Exercise: In the material below, the lines containing the word "xlabel" are required; copy each of them.
___ Material supplied
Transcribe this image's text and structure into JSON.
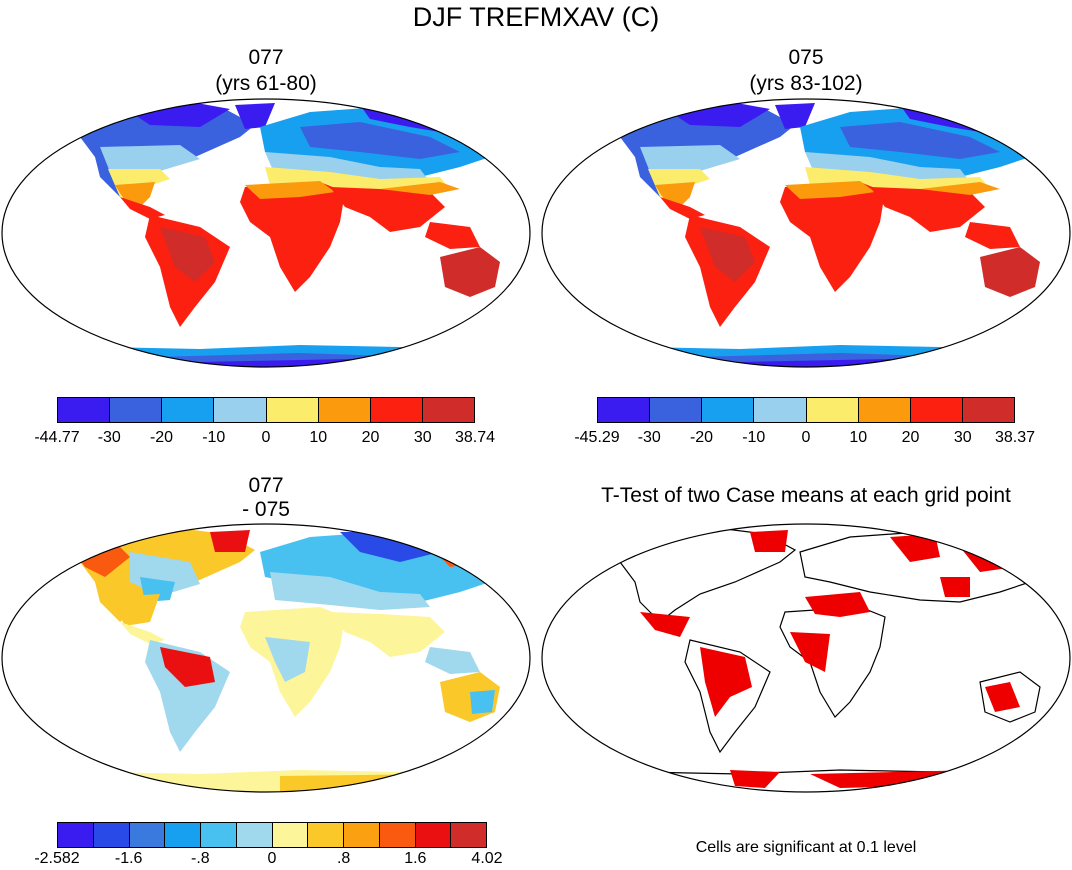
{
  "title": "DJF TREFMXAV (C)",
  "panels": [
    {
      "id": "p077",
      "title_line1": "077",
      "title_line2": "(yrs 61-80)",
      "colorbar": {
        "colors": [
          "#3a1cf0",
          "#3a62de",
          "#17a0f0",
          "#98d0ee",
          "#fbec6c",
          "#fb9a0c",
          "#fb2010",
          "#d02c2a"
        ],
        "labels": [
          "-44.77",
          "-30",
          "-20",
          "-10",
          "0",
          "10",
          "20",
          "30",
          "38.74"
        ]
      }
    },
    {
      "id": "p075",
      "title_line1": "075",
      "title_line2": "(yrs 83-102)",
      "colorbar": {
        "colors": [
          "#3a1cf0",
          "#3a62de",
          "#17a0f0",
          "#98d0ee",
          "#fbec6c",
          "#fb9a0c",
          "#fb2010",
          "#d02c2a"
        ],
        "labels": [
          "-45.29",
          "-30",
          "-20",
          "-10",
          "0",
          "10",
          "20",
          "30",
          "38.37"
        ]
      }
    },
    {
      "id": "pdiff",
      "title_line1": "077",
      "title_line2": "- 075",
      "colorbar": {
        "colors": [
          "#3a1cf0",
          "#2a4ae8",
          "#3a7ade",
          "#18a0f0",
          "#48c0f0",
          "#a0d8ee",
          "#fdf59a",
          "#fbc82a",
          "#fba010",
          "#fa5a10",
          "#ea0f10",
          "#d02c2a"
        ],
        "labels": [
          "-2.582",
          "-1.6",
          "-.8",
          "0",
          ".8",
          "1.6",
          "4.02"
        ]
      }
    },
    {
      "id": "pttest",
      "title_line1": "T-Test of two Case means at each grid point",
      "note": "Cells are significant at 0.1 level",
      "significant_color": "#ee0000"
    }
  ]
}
______
___ Material supplied
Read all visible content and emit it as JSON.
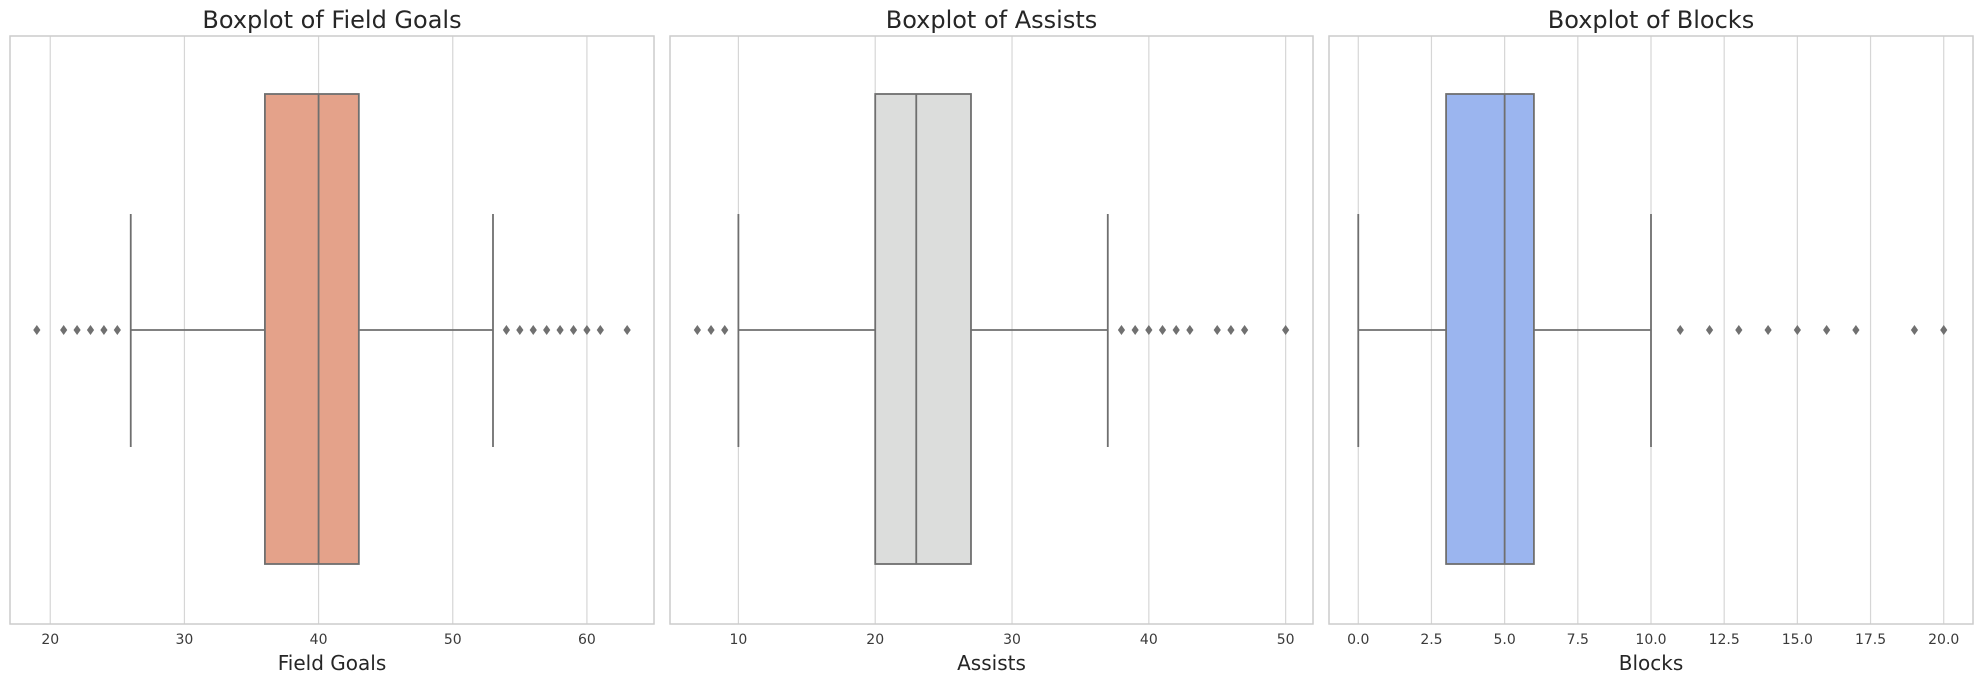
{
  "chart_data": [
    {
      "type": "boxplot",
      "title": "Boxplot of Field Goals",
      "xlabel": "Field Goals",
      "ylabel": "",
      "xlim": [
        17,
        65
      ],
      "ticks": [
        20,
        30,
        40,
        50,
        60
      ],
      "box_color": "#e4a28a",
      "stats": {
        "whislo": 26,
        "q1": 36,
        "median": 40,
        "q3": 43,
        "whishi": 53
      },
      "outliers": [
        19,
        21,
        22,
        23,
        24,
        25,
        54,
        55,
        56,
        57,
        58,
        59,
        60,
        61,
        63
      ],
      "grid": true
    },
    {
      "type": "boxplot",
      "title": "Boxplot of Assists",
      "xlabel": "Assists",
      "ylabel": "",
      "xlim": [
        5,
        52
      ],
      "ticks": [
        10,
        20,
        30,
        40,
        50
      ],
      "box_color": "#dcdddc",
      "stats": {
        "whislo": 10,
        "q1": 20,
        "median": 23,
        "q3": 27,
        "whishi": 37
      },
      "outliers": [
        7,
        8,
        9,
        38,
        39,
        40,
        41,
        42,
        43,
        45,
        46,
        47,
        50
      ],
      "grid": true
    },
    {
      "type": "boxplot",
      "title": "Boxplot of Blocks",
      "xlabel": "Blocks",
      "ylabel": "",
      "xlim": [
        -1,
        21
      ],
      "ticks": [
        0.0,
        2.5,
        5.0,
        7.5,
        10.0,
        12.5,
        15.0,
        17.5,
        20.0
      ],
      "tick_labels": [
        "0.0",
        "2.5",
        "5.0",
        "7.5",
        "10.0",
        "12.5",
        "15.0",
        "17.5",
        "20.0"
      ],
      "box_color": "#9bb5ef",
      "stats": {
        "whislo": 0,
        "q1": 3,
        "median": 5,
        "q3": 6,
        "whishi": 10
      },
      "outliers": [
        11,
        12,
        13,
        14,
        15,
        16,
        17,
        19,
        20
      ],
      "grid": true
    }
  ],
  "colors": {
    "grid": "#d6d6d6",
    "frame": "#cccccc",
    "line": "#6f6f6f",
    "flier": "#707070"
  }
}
______
Expected output:
      "xlabel": "Field Goals",
      "xlabel": "Assists",
      "xlabel": "Blocks",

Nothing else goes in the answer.